DATA FOR THIS EXERCISE ::

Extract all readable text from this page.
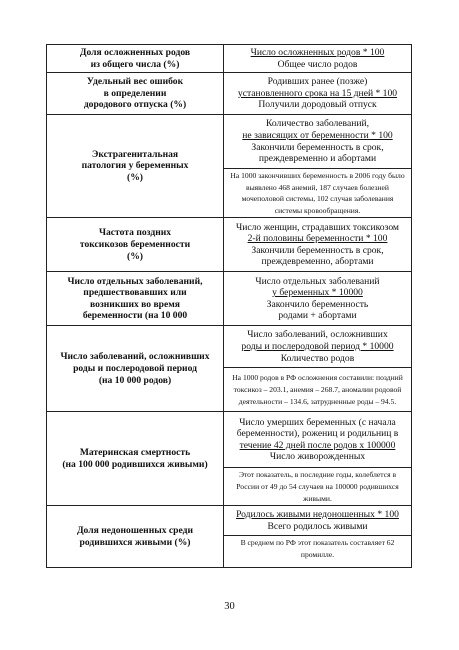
Доля осложненных родов
из общего числа (%)	Число осложненных родов * 100
Общее число родов

Удельный вес ошибок
в определении
дородового отпуска (%)	Родивших ранее (позже)
установленного срока на 15 дней * 100
Получили дородовый отпуск

Экстрагенитальная
патология у беременных
(%)	Количество заболеваний,
не зависящих от беременности * 100
Закончили беременность в срок,
преждевременно и абортами

	На 1000 закончивших беременность в 2006 году было выявлено 468 анемий, 187 случаев болезней мочеполовой системы, 102 случая заболевания системы кровообращения.

Частота поздних
токсикозов беременности
(%)	Число женщин, страдавших токсикозом
2-й половины беременности * 100
Закончили беременность в срок,
преждевременно, абортами

Число отдельных заболеваний,
предшествовавших или
возникших во время
беременности (на 10 000	Число отдельных заболеваний
у беременных * 10000
Закончило беременность
родами + абортами

Число заболеваний, осложнивших
роды и послеродовой период
(на 10 000 родов)	Число заболеваний, осложнивших
роды и послеродовой период * 10000
Количество родов

	На 1000 родов в РФ осложнения составили: поздний токсикоз – 203.1, анемия – 268.7, аномалии родовой деятельности – 134.6, затрудненные роды – 94.5.

Материнская смертность
(на 100 000 родившихся живыми)	Число умерших беременных (с начала беременности), рожениц и родильниц в
течение 42 дней после родов х 100000
Число живорожденных

	Этот показатель, в последние годы, колеблется в России от 49 до 54 случаев на 100000 родившихся живыми.

Доля недоношенных среди
родившихся живыми (%)	Родилось живыми недоношенных * 100
Всего родилось живыми

	В среднем по РФ этот показатель составляет 62 промилле.
30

GOAL :: Find each line holding the word "период" and copy it.

FINISHED EXERCISE ::
роды и послеродовой период
роды и послеродовой период * 10000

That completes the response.